• [TASK OBJECTIVE]: From the listing, collect all lines containing the word "云计算发展三年行动计划".

START DATA SHOWN

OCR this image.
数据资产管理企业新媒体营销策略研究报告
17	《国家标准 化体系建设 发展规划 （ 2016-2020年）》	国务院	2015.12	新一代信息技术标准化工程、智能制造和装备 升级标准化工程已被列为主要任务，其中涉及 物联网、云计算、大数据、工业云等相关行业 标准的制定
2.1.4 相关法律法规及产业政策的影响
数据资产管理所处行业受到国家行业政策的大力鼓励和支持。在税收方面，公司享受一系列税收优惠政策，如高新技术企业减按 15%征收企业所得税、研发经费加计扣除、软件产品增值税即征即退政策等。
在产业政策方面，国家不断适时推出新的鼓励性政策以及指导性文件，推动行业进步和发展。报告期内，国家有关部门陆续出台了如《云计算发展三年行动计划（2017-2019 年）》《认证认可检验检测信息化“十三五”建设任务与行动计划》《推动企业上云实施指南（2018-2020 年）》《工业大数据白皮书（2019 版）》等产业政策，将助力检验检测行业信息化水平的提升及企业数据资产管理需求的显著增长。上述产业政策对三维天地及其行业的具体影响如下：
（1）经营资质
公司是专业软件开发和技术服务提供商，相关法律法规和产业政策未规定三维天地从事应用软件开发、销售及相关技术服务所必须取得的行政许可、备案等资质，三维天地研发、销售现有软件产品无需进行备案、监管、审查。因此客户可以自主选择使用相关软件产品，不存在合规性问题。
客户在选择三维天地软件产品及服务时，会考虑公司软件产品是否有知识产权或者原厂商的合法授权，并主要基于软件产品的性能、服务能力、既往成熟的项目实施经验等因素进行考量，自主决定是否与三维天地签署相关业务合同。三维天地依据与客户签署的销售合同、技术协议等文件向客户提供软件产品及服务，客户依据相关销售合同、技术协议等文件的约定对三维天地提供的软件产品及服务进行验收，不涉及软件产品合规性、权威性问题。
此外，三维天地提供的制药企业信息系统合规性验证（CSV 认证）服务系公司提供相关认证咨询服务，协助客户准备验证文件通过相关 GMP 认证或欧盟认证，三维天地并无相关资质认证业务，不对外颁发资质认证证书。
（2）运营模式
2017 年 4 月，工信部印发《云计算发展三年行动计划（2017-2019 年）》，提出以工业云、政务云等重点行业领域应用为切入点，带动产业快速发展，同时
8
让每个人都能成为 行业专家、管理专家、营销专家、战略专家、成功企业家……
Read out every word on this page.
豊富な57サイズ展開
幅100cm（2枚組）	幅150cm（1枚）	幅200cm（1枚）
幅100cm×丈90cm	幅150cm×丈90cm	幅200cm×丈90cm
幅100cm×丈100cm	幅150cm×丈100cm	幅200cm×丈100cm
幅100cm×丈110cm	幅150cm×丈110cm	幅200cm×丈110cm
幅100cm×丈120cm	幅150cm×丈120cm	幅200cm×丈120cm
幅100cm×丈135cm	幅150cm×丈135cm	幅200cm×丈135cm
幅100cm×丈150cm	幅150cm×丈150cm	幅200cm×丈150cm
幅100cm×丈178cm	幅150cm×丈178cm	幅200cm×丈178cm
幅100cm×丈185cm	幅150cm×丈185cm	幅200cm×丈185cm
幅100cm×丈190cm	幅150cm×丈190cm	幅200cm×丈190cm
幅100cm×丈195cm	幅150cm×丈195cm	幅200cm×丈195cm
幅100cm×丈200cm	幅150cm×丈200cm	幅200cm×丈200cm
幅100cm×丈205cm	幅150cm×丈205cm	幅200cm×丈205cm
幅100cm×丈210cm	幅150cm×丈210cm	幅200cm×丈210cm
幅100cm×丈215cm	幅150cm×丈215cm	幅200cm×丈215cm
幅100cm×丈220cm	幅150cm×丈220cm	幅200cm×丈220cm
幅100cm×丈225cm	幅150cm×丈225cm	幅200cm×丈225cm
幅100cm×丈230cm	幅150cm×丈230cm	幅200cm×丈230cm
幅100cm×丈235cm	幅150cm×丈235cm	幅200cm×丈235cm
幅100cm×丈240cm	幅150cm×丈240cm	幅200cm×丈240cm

END DATA SHOWN

• [EXERCISE RESULT]:
在产业政策方面，国家不断适时推出新的鼓励性政策以及指导性文件，推动行业进步和发展。报告期内，国家有关部门陆续出台了如《云计算发展三年行动计划（2017-2019 年）》《认证认可检验检测信息化“十三五”建设任务与行动计划》《推动企业上云实施指南（2018-2020 年）》《工业大数据白皮书（2019 版）》等产业政策，将助力检验检测行业信息化水平的提升及企业数据资产管理需求的显著增长。上述产业政策对三维天地及其行业的具体影响如下：
2017 年 4 月，工信部印发《云计算发展三年行动计划（2017-2019 年）》，提出以工业云、政务云等重点行业领域应用为切入点，带动产业快速发展，同时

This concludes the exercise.